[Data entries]
※

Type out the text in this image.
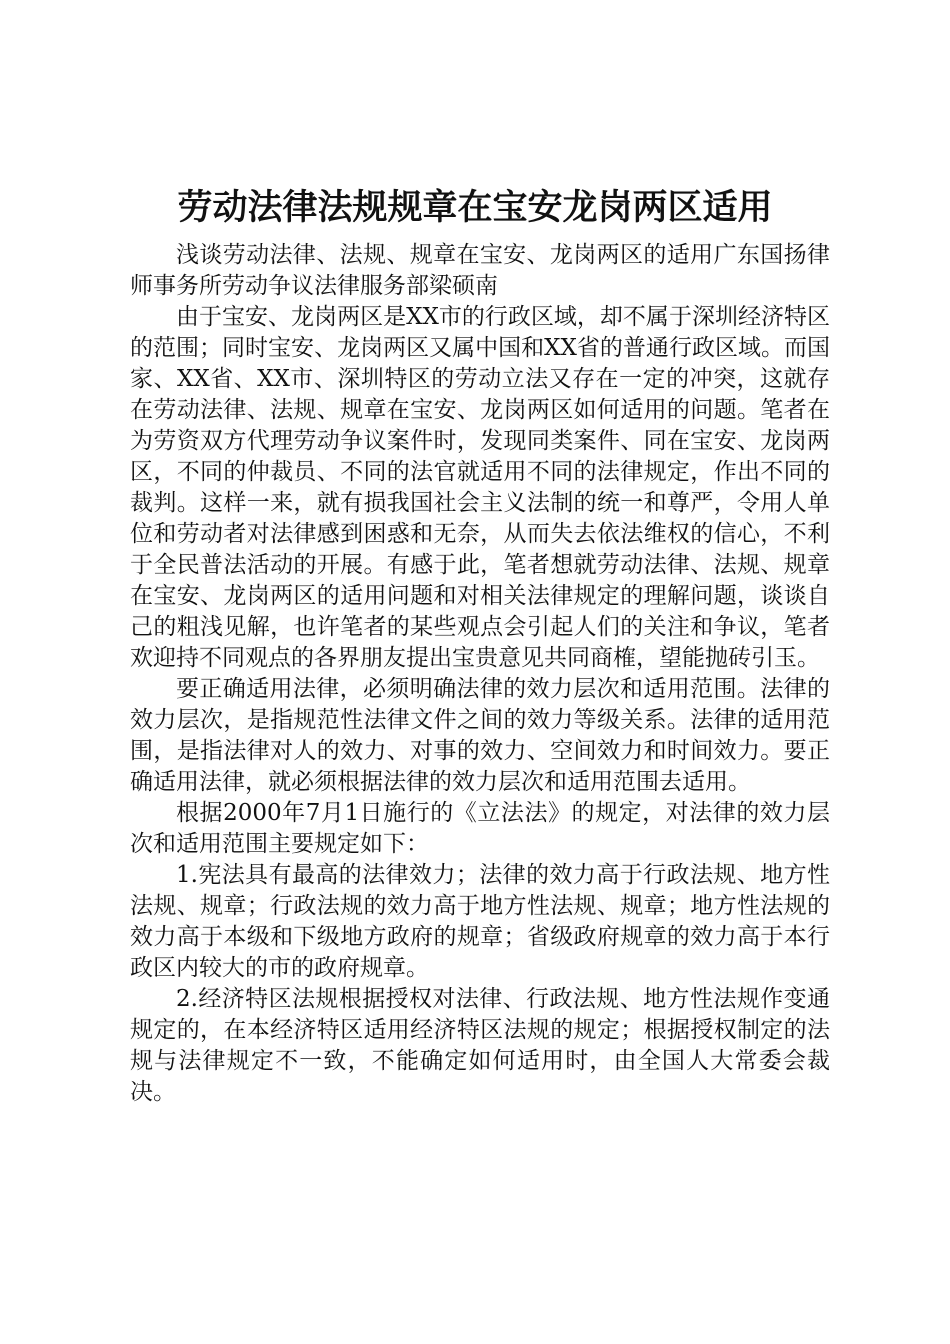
劳动法律法规规章在宝安龙岗两区适用

浅谈劳动法律、法规、规章在宝安、龙岗两区的适用广东国扬律师事务所劳动争议法律服务部梁硕南

由于宝安、龙岗两区是XX市的行政区域，却不属于深圳经济特区的范围；同时宝安、龙岗两区又属中国和XX省的普通行政区域。而国家、XX省、XX市、深圳特区的劳动立法又存在一定的冲突，这就存在劳动法律、法规、规章在宝安、龙岗两区如何适用的问题。笔者在为劳资双方代理劳动争议案件时，发现同类案件、同在宝安、龙岗两区，不同的仲裁员、不同的法官就适用不同的法律规定，作出不同的裁判。这样一来，就有损我国社会主义法制的统一和尊严，令用人单位和劳动者对法律感到困惑和无奈，从而失去依法维权的信心，不利于全民普法活动的开展。有感于此，笔者想就劳动法律、法规、规章在宝安、龙岗两区的适用问题和对相关法律规定的理解问题，谈谈自己的粗浅见解，也许笔者的某些观点会引起人们的关注和争议，笔者欢迎持不同观点的各界朋友提出宝贵意见共同商榷，望能抛砖引玉。

要正确适用法律，必须明确法律的效力层次和适用范围。法律的效力层次，是指规范性法律文件之间的效力等级关系。法律的适用范围，是指法律对人的效力、对事的效力、空间效力和时间效力。要正确适用法律，就必须根据法律的效力层次和适用范围去适用。

根据2000年7月1日施行的《立法法》的规定，对法律的效力层次和适用范围主要规定如下：

1.宪法具有最高的法律效力；法律的效力高于行政法规、地方性法规、规章；行政法规的效力高于地方性法规、规章；地方性法规的效力高于本级和下级地方政府的规章；省级政府规章的效力高于本行政区内较大的市的政府规章。

2.经济特区法规根据授权对法律、行政法规、地方性法规作变通规定的，在本经济特区适用经济特区法规的规定；根据授权制定的法规与法律规定不一致，不能确定如何适用时，由全国人大常委会裁决。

※

[Work to do] Quote the records in full and exactly; skip any image.

[Result for this task]
Type out the text in this image.
劳动法律法规规章在宝安龙岗两区适用

浅谈劳动法律、法规、规章在宝安、龙岗两区的适用广东国扬律师事务所劳动争议法律服务部梁硕南

由于宝安、龙岗两区是XX市的行政区域，却不属于深圳经济特区的范围；同时宝安、龙岗两区又属中国和XX省的普通行政区域。而国家、XX省、XX市、深圳特区的劳动立法又存在一定的冲突，这就存在劳动法律、法规、规章在宝安、龙岗两区如何适用的问题。笔者在为劳资双方代理劳动争议案件时，发现同类案件、同在宝安、龙岗两区，不同的仲裁员、不同的法官就适用不同的法律规定，作出不同的裁判。这样一来，就有损我国社会主义法制的统一和尊严，令用人单位和劳动者对法律感到困惑和无奈，从而失去依法维权的信心，不利于全民普法活动的开展。有感于此，笔者想就劳动法律、法规、规章在宝安、龙岗两区的适用问题和对相关法律规定的理解问题，谈谈自己的粗浅见解，也许笔者的某些观点会引起人们的关注和争议，笔者欢迎持不同观点的各界朋友提出宝贵意见共同商榷，望能抛砖引玉。

要正确适用法律，必须明确法律的效力层次和适用范围。法律的效力层次，是指规范性法律文件之间的效力等级关系。法律的适用范围，是指法律对人的效力、对事的效力、空间效力和时间效力。要正确适用法律，就必须根据法律的效力层次和适用范围去适用。

根据2000年7月1日施行的《立法法》的规定，对法律的效力层次和适用范围主要规定如下：

1.宪法具有最高的法律效力；法律的效力高于行政法规、地方性法规、规章；行政法规的效力高于地方性法规、规章；地方性法规的效力高于本级和下级地方政府的规章；省级政府规章的效力高于本行政区内较大的市的政府规章。

2.经济特区法规根据授权对法律、行政法规、地方性法规作变通规定的，在本经济特区适用经济特区法规的规定；根据授权制定的法规与法律规定不一致，不能确定如何适用时，由全国人大常委会裁决。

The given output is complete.